═══ Material for the task ═══

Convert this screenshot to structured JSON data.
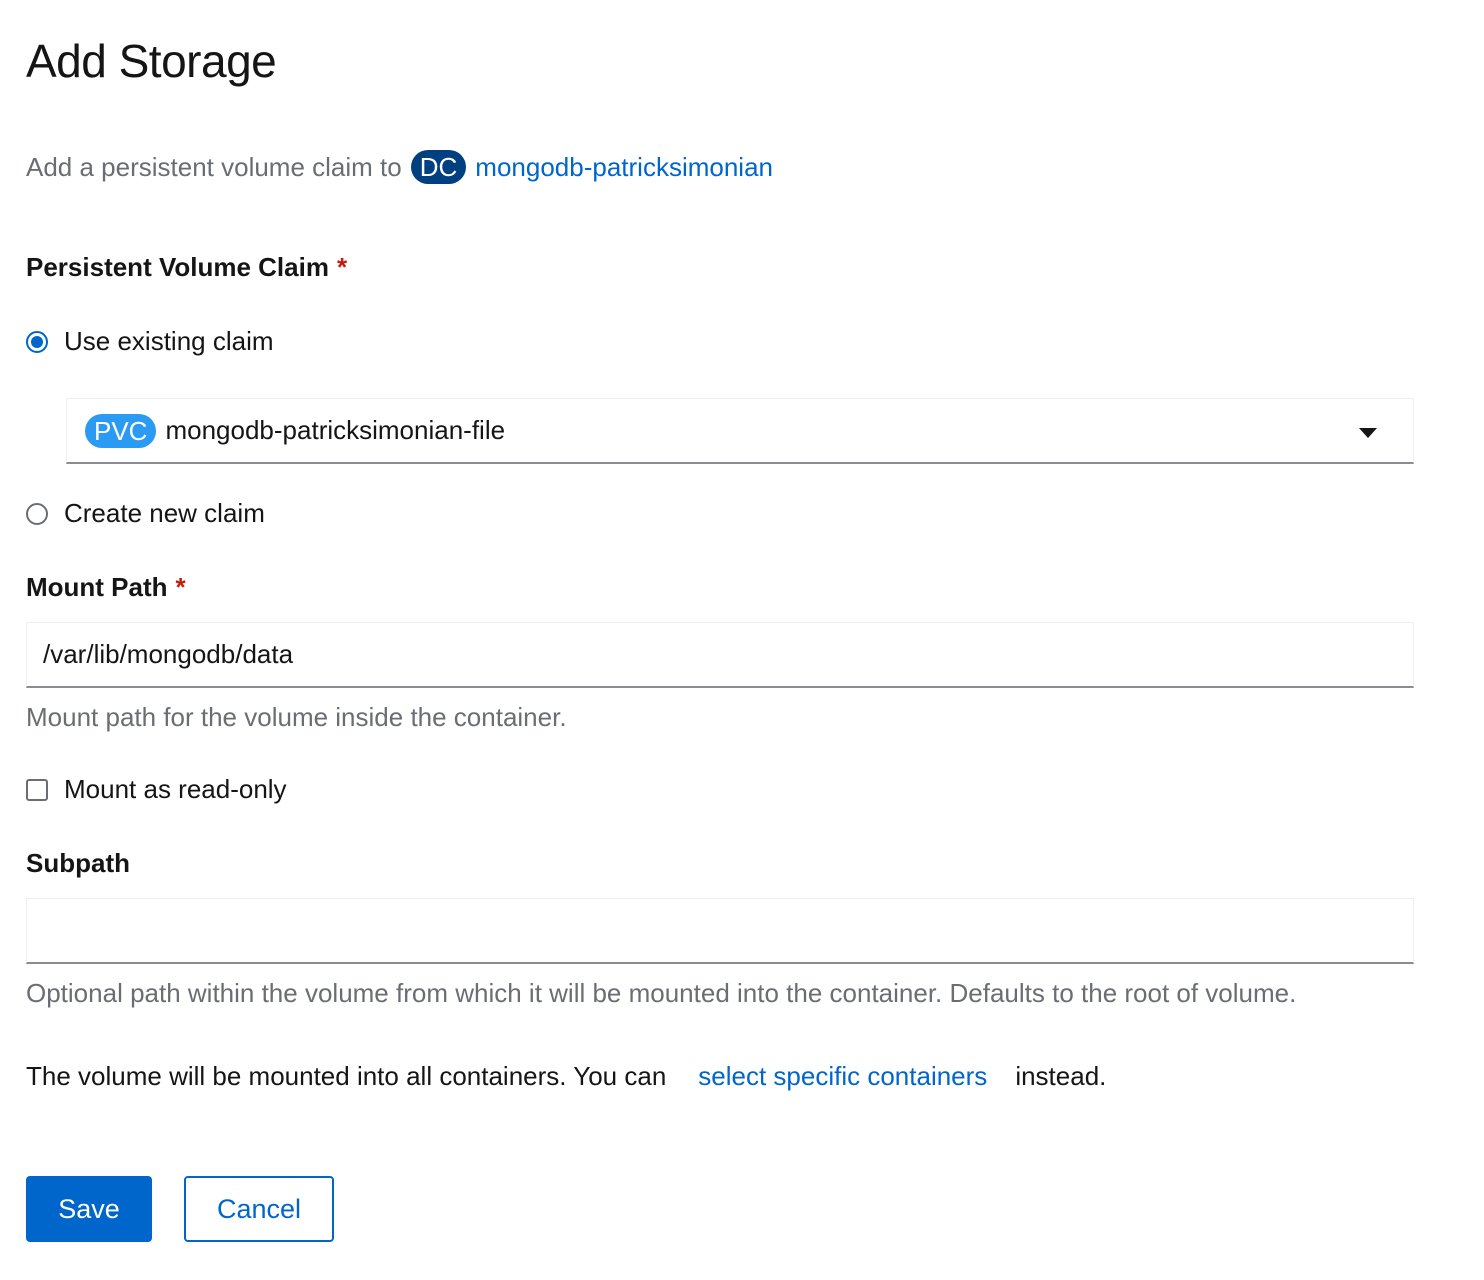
{
  "page": {
    "title": "Add Storage"
  },
  "subtitle": {
    "prefix": "Add a persistent volume claim to",
    "resource_badge": "DC",
    "resource_name": "mongodb-patricksimonian"
  },
  "pvc": {
    "label": "Persistent Volume Claim",
    "required_mark": "*",
    "options": [
      {
        "label": "Use existing claim",
        "selected": true
      },
      {
        "label": "Create new claim",
        "selected": false
      }
    ],
    "select": {
      "badge": "PVC",
      "value": "mongodb-patricksimonian-file"
    }
  },
  "mount_path": {
    "label": "Mount Path",
    "required_mark": "*",
    "value": "/var/lib/mongodb/data",
    "helper": "Mount path for the volume inside the container."
  },
  "read_only": {
    "label": "Mount as read-only",
    "checked": false
  },
  "subpath": {
    "label": "Subpath",
    "value": "",
    "helper": "Optional path within the volume from which it will be mounted into the container. Defaults to the root of volume."
  },
  "containers_note": {
    "prefix": "The volume will be mounted into all containers. You can",
    "link": "select specific containers",
    "suffix": "instead."
  },
  "actions": {
    "save_label": "Save",
    "cancel_label": "Cancel"
  },
  "colors": {
    "primary": "#0066cc",
    "dc_badge": "#004080",
    "pvc_badge": "#2b9af3",
    "required": "#c9190b",
    "muted_text": "#6a6e73"
  }
}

═══

= Problem to work on =
Write out the material above once more, exactly as it reads, with no pictures.

= Solution to this exercise =
Convert this screenshot to structured JSON data.
{
  "page": {
    "title": "Add Storage"
  },
  "subtitle": {
    "prefix": "Add a persistent volume claim to",
    "resource_badge": "DC",
    "resource_name": "mongodb-patricksimonian"
  },
  "pvc": {
    "label": "Persistent Volume Claim",
    "required_mark": "*",
    "options": [
      {
        "label": "Use existing claim",
        "selected": true
      },
      {
        "label": "Create new claim",
        "selected": false
      }
    ],
    "select": {
      "badge": "PVC",
      "value": "mongodb-patricksimonian-file"
    }
  },
  "mount_path": {
    "label": "Mount Path",
    "required_mark": "*",
    "value": "/var/lib/mongodb/data",
    "helper": "Mount path for the volume inside the container."
  },
  "read_only": {
    "label": "Mount as read-only",
    "checked": false
  },
  "subpath": {
    "label": "Subpath",
    "value": "",
    "helper": "Optional path within the volume from which it will be mounted into the container. Defaults to the root of volume."
  },
  "containers_note": {
    "prefix": "The volume will be mounted into all containers. You can",
    "link": "select specific containers",
    "suffix": "instead."
  },
  "actions": {
    "save_label": "Save",
    "cancel_label": "Cancel"
  },
  "colors": {
    "primary": "#0066cc",
    "dc_badge": "#004080",
    "pvc_badge": "#2b9af3",
    "required": "#c9190b",
    "muted_text": "#6a6e73"
  }
}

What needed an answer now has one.